Dataset entries —

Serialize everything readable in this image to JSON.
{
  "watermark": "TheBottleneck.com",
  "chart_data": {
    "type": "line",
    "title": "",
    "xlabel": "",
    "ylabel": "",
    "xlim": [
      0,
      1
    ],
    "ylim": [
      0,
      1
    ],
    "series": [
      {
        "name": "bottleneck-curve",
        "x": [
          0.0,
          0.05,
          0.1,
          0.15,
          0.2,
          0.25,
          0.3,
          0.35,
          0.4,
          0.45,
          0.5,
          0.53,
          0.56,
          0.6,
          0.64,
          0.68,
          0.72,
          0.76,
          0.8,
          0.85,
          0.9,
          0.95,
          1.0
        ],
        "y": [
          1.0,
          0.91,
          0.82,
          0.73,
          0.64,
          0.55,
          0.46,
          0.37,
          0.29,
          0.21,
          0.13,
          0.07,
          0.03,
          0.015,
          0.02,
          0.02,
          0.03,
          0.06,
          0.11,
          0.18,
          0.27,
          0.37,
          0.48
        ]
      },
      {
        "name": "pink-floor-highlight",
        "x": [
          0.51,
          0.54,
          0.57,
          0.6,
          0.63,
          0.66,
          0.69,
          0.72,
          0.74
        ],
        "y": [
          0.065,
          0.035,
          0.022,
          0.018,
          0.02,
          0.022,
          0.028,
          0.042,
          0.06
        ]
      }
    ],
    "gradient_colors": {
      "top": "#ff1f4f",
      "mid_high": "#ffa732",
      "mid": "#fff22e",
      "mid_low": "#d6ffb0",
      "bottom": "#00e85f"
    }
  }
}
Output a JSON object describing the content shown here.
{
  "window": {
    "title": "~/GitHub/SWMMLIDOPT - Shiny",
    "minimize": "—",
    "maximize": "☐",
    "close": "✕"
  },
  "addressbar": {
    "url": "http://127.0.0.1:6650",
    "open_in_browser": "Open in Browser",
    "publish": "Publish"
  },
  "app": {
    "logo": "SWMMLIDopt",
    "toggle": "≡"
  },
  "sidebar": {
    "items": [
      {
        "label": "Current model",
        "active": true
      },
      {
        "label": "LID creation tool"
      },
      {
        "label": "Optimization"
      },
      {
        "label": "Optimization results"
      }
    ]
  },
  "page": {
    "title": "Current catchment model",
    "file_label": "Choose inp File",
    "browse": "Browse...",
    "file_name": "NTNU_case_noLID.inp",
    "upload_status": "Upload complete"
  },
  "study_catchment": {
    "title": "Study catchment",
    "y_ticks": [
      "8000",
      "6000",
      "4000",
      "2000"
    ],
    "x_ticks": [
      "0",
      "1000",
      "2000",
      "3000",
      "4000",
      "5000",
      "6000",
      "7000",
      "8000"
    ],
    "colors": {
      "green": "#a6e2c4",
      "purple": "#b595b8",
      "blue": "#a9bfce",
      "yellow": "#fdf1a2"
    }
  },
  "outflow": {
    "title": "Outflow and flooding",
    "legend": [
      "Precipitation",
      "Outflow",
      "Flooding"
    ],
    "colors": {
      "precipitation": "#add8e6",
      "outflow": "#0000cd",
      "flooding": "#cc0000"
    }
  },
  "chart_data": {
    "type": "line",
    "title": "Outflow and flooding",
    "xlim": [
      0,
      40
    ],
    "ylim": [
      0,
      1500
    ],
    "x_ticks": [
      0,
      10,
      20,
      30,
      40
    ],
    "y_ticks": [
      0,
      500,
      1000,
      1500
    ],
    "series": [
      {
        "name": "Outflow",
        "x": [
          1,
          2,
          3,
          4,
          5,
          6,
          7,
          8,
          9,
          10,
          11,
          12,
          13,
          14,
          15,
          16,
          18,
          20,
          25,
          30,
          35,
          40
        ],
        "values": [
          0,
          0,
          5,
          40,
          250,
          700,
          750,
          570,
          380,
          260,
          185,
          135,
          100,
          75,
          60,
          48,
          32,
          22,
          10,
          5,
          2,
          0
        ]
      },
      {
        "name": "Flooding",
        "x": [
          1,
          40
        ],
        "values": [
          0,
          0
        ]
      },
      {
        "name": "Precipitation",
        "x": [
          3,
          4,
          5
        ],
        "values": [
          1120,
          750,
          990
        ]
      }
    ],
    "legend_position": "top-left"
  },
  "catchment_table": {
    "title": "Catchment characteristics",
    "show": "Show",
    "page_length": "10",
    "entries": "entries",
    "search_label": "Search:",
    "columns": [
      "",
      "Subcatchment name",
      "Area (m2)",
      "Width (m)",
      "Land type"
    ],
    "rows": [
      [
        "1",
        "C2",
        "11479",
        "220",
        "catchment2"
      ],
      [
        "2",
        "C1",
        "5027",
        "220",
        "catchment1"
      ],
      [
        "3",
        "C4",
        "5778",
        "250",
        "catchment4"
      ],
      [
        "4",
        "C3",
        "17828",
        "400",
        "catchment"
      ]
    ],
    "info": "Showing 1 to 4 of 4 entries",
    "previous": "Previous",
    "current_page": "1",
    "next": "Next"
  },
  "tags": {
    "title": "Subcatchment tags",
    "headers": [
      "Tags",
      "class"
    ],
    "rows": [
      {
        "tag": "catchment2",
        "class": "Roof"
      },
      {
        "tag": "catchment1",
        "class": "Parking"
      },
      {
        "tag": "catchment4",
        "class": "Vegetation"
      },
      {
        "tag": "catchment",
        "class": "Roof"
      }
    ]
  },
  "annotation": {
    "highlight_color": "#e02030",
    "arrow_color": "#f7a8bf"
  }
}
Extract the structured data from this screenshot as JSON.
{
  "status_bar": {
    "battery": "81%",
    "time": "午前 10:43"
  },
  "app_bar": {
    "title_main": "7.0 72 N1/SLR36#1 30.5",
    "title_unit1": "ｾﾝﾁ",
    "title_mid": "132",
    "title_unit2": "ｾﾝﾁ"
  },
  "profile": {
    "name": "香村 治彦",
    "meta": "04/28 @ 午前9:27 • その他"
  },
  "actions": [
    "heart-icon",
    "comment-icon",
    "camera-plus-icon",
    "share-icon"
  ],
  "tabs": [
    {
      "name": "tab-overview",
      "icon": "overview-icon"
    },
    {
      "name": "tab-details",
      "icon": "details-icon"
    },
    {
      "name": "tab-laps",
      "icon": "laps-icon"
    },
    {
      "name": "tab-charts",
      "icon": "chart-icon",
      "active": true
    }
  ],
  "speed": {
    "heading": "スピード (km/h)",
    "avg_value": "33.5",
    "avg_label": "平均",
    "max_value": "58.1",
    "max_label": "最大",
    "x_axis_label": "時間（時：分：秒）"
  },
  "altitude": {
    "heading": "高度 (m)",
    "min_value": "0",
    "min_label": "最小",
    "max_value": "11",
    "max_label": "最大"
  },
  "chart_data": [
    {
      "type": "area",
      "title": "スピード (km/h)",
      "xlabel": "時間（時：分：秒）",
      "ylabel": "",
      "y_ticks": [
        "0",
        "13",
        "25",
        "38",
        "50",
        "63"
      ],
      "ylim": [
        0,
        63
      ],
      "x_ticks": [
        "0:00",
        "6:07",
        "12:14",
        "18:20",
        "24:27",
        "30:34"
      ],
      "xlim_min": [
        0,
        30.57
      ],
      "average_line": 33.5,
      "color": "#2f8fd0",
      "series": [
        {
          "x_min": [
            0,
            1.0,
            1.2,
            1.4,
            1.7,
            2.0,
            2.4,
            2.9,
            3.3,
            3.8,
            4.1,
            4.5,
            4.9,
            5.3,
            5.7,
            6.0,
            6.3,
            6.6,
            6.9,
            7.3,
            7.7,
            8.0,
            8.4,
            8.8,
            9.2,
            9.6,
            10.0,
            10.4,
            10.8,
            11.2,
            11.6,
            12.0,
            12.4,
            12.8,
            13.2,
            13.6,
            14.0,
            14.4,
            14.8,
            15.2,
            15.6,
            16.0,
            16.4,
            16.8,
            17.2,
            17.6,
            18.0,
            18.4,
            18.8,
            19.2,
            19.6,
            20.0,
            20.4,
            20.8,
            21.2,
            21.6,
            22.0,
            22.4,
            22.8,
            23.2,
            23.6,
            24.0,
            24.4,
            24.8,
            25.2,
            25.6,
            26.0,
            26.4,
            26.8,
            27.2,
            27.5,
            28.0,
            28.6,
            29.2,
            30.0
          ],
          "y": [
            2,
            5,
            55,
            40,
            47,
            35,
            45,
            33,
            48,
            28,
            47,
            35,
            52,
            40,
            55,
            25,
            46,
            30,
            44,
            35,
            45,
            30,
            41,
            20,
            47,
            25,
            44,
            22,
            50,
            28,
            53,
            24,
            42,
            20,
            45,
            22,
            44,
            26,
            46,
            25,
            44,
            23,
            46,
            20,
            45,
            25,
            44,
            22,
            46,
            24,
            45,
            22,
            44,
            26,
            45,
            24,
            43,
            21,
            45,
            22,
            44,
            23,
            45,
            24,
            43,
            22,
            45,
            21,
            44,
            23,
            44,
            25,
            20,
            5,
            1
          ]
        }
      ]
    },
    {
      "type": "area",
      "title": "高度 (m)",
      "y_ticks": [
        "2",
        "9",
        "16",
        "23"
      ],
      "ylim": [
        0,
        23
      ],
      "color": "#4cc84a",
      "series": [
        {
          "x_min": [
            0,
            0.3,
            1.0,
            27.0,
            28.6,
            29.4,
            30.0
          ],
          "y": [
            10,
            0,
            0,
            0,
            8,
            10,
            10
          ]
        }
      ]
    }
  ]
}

Work to complete — Search the lines above for the string "Subcatchment", then show every one that has it.

Expected answer —
      "Subcatchment name",
    "title": "Subcatchment tags",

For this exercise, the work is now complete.